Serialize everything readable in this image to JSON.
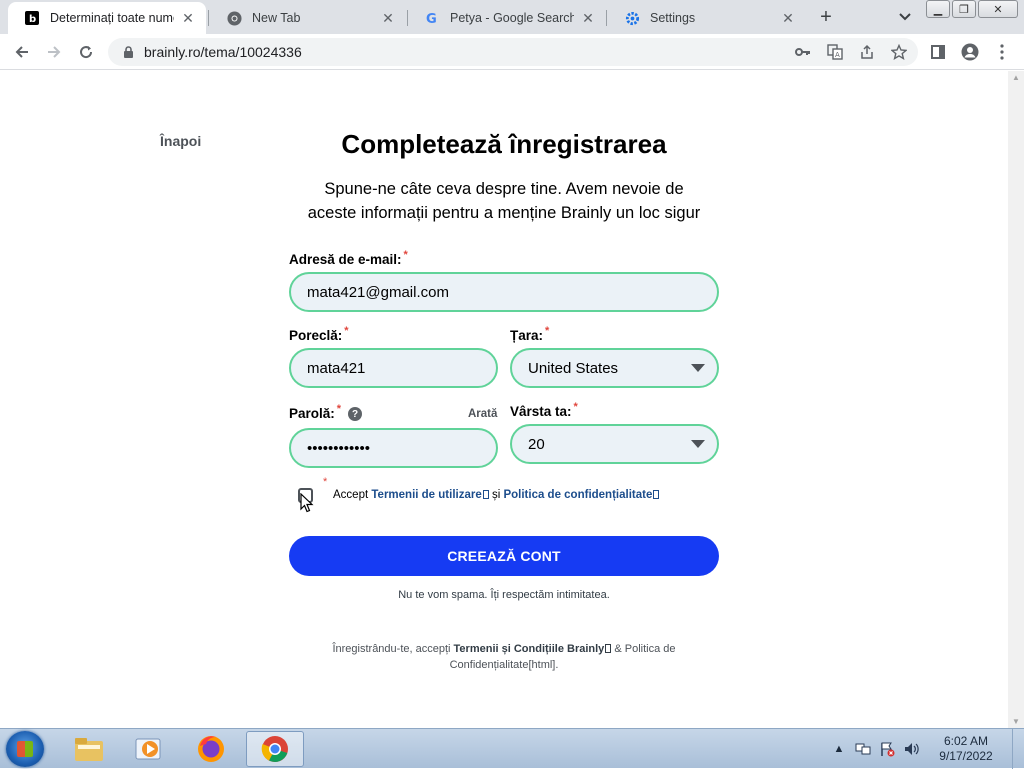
{
  "browser": {
    "tabs": [
      {
        "title": "Determinați toate numere",
        "active": true,
        "icon": "brainly-favicon"
      },
      {
        "title": "New Tab",
        "active": false,
        "icon": "chrome-icon"
      },
      {
        "title": "Petya - Google Search",
        "active": false,
        "icon": "google-icon"
      },
      {
        "title": "Settings",
        "active": false,
        "icon": "gear-icon"
      }
    ],
    "new_tab_label": "+",
    "url": "brainly.ro/tema/10024336"
  },
  "page": {
    "back_label": "Înapoi",
    "title": "Completează înregistrarea",
    "subtitle_line1": "Spune-ne câte ceva despre tine. Avem nevoie de",
    "subtitle_line2": "aceste informații pentru a menține Brainly un loc sigur",
    "email": {
      "label": "Adresă de e-mail:",
      "required": "*",
      "value": "mata421@gmail.com"
    },
    "nickname": {
      "label": "Poreclă:",
      "required": "*",
      "value": "mata421"
    },
    "country": {
      "label": "Țara:",
      "required": "*",
      "value": "United States"
    },
    "password": {
      "label": "Parolă:",
      "required": "*",
      "value": "••••••••••••",
      "show_label": "Arată",
      "help_icon": "?"
    },
    "age": {
      "label": "Vârsta ta:",
      "required": "*",
      "value": "20"
    },
    "terms": {
      "required": "*",
      "accept": "Accept",
      "terms_link": "Termenii de utilizare",
      "and": "și",
      "privacy_link": "Politica de confidențialitate",
      "checked": false
    },
    "submit_label": "CREEAZĂ CONT",
    "no_spam": "Nu te vom spama. Îți respectăm intimitatea.",
    "legal_prefix": "Înregistrându-te, accepți",
    "legal_terms": "Termenii și Condițiile Brainly",
    "legal_suffix": "& Politica de Confidențialitate[html]."
  },
  "taskbar": {
    "apps": [
      "file-explorer-icon",
      "media-player-icon",
      "firefox-icon",
      "chrome-icon"
    ],
    "time": "6:02 AM",
    "date": "9/17/2022"
  },
  "colors": {
    "accent_blue": "#163bf3",
    "field_border": "#60d399",
    "field_bg": "#ebf2f7",
    "required_red": "#e0453c"
  }
}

Direction:
Identify all lines in the records above with the word "Termenii".

Exercise output:
      "terms_link": "Termenii de utilizare",
    "legal_terms": "Termenii și Condițiile Brainly",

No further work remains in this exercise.